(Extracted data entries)
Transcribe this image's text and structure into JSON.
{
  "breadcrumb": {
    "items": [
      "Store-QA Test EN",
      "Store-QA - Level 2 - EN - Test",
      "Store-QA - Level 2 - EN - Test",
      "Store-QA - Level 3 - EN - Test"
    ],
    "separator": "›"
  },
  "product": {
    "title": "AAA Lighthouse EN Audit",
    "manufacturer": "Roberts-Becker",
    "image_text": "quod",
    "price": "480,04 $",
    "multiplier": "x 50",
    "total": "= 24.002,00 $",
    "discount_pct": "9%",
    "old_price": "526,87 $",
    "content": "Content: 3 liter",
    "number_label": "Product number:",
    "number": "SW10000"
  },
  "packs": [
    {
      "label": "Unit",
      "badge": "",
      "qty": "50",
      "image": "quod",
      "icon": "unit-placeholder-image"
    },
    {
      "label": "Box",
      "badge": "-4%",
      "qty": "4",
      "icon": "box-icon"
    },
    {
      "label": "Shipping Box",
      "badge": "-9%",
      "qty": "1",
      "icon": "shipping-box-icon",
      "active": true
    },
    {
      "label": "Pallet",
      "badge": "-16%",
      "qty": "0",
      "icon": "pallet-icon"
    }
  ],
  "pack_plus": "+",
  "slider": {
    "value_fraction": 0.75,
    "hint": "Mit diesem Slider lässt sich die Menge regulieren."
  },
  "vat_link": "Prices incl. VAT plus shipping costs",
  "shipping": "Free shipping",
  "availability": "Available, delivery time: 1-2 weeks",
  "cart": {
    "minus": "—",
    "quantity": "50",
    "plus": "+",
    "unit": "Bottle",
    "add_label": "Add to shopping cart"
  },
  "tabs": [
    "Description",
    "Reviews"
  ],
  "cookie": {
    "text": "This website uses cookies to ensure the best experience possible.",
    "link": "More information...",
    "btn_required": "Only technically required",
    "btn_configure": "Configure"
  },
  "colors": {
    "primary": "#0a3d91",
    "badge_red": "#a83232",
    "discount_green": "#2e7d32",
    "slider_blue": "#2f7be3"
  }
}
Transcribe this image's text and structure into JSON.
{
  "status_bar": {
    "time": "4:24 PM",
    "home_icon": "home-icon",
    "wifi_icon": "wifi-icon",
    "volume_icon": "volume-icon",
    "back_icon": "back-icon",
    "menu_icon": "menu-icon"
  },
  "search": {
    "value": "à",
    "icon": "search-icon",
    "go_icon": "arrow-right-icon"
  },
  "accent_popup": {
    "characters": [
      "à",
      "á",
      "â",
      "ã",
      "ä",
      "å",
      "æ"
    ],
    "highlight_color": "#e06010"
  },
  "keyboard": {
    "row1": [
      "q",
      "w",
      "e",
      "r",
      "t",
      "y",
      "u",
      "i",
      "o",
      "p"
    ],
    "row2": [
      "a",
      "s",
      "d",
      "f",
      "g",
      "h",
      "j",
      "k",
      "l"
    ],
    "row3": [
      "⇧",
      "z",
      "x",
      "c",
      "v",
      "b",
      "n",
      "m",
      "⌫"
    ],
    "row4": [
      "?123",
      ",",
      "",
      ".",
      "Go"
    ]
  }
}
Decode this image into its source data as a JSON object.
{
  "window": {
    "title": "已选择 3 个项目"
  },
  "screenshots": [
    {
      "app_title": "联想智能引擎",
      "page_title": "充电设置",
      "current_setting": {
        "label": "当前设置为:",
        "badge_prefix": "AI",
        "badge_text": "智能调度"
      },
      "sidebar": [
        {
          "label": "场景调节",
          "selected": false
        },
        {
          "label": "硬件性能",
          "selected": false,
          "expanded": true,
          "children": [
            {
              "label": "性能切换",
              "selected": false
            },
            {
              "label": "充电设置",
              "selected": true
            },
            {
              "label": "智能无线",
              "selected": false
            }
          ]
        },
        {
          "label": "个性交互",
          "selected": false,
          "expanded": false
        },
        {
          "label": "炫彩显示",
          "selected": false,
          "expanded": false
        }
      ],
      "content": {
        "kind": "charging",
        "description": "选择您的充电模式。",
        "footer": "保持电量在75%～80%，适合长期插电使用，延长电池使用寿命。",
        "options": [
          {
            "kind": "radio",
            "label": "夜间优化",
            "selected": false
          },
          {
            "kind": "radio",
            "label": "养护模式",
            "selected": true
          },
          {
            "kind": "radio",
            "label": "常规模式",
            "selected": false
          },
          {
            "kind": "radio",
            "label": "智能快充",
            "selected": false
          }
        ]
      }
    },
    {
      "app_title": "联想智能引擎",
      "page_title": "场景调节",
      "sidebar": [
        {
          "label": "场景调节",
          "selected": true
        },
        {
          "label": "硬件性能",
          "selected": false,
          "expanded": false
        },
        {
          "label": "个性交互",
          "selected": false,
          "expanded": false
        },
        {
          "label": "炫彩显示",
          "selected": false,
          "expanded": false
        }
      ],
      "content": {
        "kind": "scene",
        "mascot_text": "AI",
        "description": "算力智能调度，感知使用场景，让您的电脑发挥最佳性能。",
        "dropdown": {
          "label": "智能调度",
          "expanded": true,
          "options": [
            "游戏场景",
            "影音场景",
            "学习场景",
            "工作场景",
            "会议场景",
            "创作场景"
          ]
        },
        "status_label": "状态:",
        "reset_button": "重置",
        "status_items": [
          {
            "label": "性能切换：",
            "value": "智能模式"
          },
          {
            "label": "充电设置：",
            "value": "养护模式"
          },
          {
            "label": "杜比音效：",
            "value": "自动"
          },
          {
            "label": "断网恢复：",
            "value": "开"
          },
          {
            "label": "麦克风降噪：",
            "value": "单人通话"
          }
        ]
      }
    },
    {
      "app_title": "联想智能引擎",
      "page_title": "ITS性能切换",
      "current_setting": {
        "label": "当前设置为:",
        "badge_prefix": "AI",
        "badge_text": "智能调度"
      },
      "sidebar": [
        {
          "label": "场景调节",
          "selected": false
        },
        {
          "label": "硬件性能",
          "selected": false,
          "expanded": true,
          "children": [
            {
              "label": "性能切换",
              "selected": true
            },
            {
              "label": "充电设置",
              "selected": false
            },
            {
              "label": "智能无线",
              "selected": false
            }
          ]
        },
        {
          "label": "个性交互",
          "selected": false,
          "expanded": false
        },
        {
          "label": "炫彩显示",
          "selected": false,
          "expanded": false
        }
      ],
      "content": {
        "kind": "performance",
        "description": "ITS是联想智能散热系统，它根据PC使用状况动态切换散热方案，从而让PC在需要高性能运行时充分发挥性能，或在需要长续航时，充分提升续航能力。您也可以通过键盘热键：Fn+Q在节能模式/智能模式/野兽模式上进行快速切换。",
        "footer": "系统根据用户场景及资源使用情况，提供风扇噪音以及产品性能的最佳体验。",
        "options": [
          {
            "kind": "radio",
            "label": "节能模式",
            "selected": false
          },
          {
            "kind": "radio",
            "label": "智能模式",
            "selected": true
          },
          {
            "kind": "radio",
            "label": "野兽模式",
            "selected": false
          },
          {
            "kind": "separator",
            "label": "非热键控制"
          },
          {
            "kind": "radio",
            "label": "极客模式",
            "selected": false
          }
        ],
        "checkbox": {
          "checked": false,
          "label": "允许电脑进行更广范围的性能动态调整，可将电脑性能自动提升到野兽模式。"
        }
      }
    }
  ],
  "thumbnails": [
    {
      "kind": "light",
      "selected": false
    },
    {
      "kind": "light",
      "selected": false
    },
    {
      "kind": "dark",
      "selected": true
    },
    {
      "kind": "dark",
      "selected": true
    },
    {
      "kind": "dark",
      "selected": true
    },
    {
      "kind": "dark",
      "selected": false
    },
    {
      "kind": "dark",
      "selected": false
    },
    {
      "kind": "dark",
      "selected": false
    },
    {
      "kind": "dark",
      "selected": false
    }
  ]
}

Task statement — Your task is to output all of the data above word for word.

Written solution —
Transcribe this image's text and structure into JSON.
{
  "breadcrumb": {
    "items": [
      "Store-QA Test EN",
      "Store-QA - Level 2 - EN - Test",
      "Store-QA - Level 2 - EN - Test",
      "Store-QA - Level 3 - EN - Test"
    ],
    "separator": "›"
  },
  "product": {
    "title": "AAA Lighthouse EN Audit",
    "manufacturer": "Roberts-Becker",
    "image_text": "quod",
    "price": "480,04 $",
    "multiplier": "x 50",
    "total": "= 24.002,00 $",
    "discount_pct": "9%",
    "old_price": "526,87 $",
    "content": "Content: 3 liter",
    "number_label": "Product number:",
    "number": "SW10000"
  },
  "packs": [
    {
      "label": "Unit",
      "badge": "",
      "qty": "50",
      "image": "quod",
      "icon": "unit-placeholder-image"
    },
    {
      "label": "Box",
      "badge": "-4%",
      "qty": "4",
      "icon": "box-icon"
    },
    {
      "label": "Shipping Box",
      "badge": "-9%",
      "qty": "1",
      "icon": "shipping-box-icon",
      "active": true
    },
    {
      "label": "Pallet",
      "badge": "-16%",
      "qty": "0",
      "icon": "pallet-icon"
    }
  ],
  "pack_plus": "+",
  "slider": {
    "value_fraction": 0.75,
    "hint": "Mit diesem Slider lässt sich die Menge regulieren."
  },
  "vat_link": "Prices incl. VAT plus shipping costs",
  "shipping": "Free shipping",
  "availability": "Available, delivery time: 1-2 weeks",
  "cart": {
    "minus": "—",
    "quantity": "50",
    "plus": "+",
    "unit": "Bottle",
    "add_label": "Add to shopping cart"
  },
  "tabs": [
    "Description",
    "Reviews"
  ],
  "cookie": {
    "text": "This website uses cookies to ensure the best experience possible.",
    "link": "More information...",
    "btn_required": "Only technically required",
    "btn_configure": "Configure"
  },
  "colors": {
    "primary": "#0a3d91",
    "badge_red": "#a83232",
    "discount_green": "#2e7d32",
    "slider_blue": "#2f7be3"
  }
}
Transcribe this image's text and structure into JSON.
{
  "status_bar": {
    "time": "4:24 PM",
    "home_icon": "home-icon",
    "wifi_icon": "wifi-icon",
    "volume_icon": "volume-icon",
    "back_icon": "back-icon",
    "menu_icon": "menu-icon"
  },
  "search": {
    "value": "à",
    "icon": "search-icon",
    "go_icon": "arrow-right-icon"
  },
  "accent_popup": {
    "characters": [
      "à",
      "á",
      "â",
      "ã",
      "ä",
      "å",
      "æ"
    ],
    "highlight_color": "#e06010"
  },
  "keyboard": {
    "row1": [
      "q",
      "w",
      "e",
      "r",
      "t",
      "y",
      "u",
      "i",
      "o",
      "p"
    ],
    "row2": [
      "a",
      "s",
      "d",
      "f",
      "g",
      "h",
      "j",
      "k",
      "l"
    ],
    "row3": [
      "⇧",
      "z",
      "x",
      "c",
      "v",
      "b",
      "n",
      "m",
      "⌫"
    ],
    "row4": [
      "?123",
      ",",
      "",
      ".",
      "Go"
    ]
  }
}
Decode this image into its source data as a JSON object.
{
  "window": {
    "title": "已选择 3 个项目"
  },
  "screenshots": [
    {
      "app_title": "联想智能引擎",
      "page_title": "充电设置",
      "current_setting": {
        "label": "当前设置为:",
        "badge_prefix": "AI",
        "badge_text": "智能调度"
      },
      "sidebar": [
        {
          "label": "场景调节",
          "selected": false
        },
        {
          "label": "硬件性能",
          "selected": false,
          "expanded": true,
          "children": [
            {
              "label": "性能切换",
              "selected": false
            },
            {
              "label": "充电设置",
              "selected": true
            },
            {
              "label": "智能无线",
              "selected": false
            }
          ]
        },
        {
          "label": "个性交互",
          "selected": false,
          "expanded": false
        },
        {
          "label": "炫彩显示",
          "selected": false,
          "expanded": false
        }
      ],
      "content": {
        "kind": "charging",
        "description": "选择您的充电模式。",
        "footer": "保持电量在75%～80%，适合长期插电使用，延长电池使用寿命。",
        "options": [
          {
            "kind": "radio",
            "label": "夜间优化",
            "selected": false
          },
          {
            "kind": "radio",
            "label": "养护模式",
            "selected": true
          },
          {
            "kind": "radio",
            "label": "常规模式",
            "selected": false
          },
          {
            "kind": "radio",
            "label": "智能快充",
            "selected": false
          }
        ]
      }
    },
    {
      "app_title": "联想智能引擎",
      "page_title": "场景调节",
      "sidebar": [
        {
          "label": "场景调节",
          "selected": true
        },
        {
          "label": "硬件性能",
          "selected": false,
          "expanded": false
        },
        {
          "label": "个性交互",
          "selected": false,
          "expanded": false
        },
        {
          "label": "炫彩显示",
          "selected": false,
          "expanded": false
        }
      ],
      "content": {
        "kind": "scene",
        "mascot_text": "AI",
        "description": "算力智能调度，感知使用场景，让您的电脑发挥最佳性能。",
        "dropdown": {
          "label": "智能调度",
          "expanded": true,
          "options": [
            "游戏场景",
            "影音场景",
            "学习场景",
            "工作场景",
            "会议场景",
            "创作场景"
          ]
        },
        "status_label": "状态:",
        "reset_button": "重置",
        "status_items": [
          {
            "label": "性能切换：",
            "value": "智能模式"
          },
          {
            "label": "充电设置：",
            "value": "养护模式"
          },
          {
            "label": "杜比音效：",
            "value": "自动"
          },
          {
            "label": "断网恢复：",
            "value": "开"
          },
          {
            "label": "麦克风降噪：",
            "value": "单人通话"
          }
        ]
      }
    },
    {
      "app_title": "联想智能引擎",
      "page_title": "ITS性能切换",
      "current_setting": {
        "label": "当前设置为:",
        "badge_prefix": "AI",
        "badge_text": "智能调度"
      },
      "sidebar": [
        {
          "label": "场景调节",
          "selected": false
        },
        {
          "label": "硬件性能",
          "selected": false,
          "expanded": true,
          "children": [
            {
              "label": "性能切换",
              "selected": true
            },
            {
              "label": "充电设置",
              "selected": false
            },
            {
              "label": "智能无线",
              "selected": false
            }
          ]
        },
        {
          "label": "个性交互",
          "selected": false,
          "expanded": false
        },
        {
          "label": "炫彩显示",
          "selected": false,
          "expanded": false
        }
      ],
      "content": {
        "kind": "performance",
        "description": "ITS是联想智能散热系统，它根据PC使用状况动态切换散热方案，从而让PC在需要高性能运行时充分发挥性能，或在需要长续航时，充分提升续航能力。您也可以通过键盘热键：Fn+Q在节能模式/智能模式/野兽模式上进行快速切换。",
        "footer": "系统根据用户场景及资源使用情况，提供风扇噪音以及产品性能的最佳体验。",
        "options": [
          {
            "kind": "radio",
            "label": "节能模式",
            "selected": false
          },
          {
            "kind": "radio",
            "label": "智能模式",
            "selected": true
          },
          {
            "kind": "radio",
            "label": "野兽模式",
            "selected": false
          },
          {
            "kind": "separator",
            "label": "非热键控制"
          },
          {
            "kind": "radio",
            "label": "极客模式",
            "selected": false
          }
        ],
        "checkbox": {
          "checked": false,
          "label": "允许电脑进行更广范围的性能动态调整，可将电脑性能自动提升到野兽模式。"
        }
      }
    }
  ],
  "thumbnails": [
    {
      "kind": "light",
      "selected": false
    },
    {
      "kind": "light",
      "selected": false
    },
    {
      "kind": "dark",
      "selected": true
    },
    {
      "kind": "dark",
      "selected": true
    },
    {
      "kind": "dark",
      "selected": true
    },
    {
      "kind": "dark",
      "selected": false
    },
    {
      "kind": "dark",
      "selected": false
    },
    {
      "kind": "dark",
      "selected": false
    },
    {
      "kind": "dark",
      "selected": false
    }
  ]
}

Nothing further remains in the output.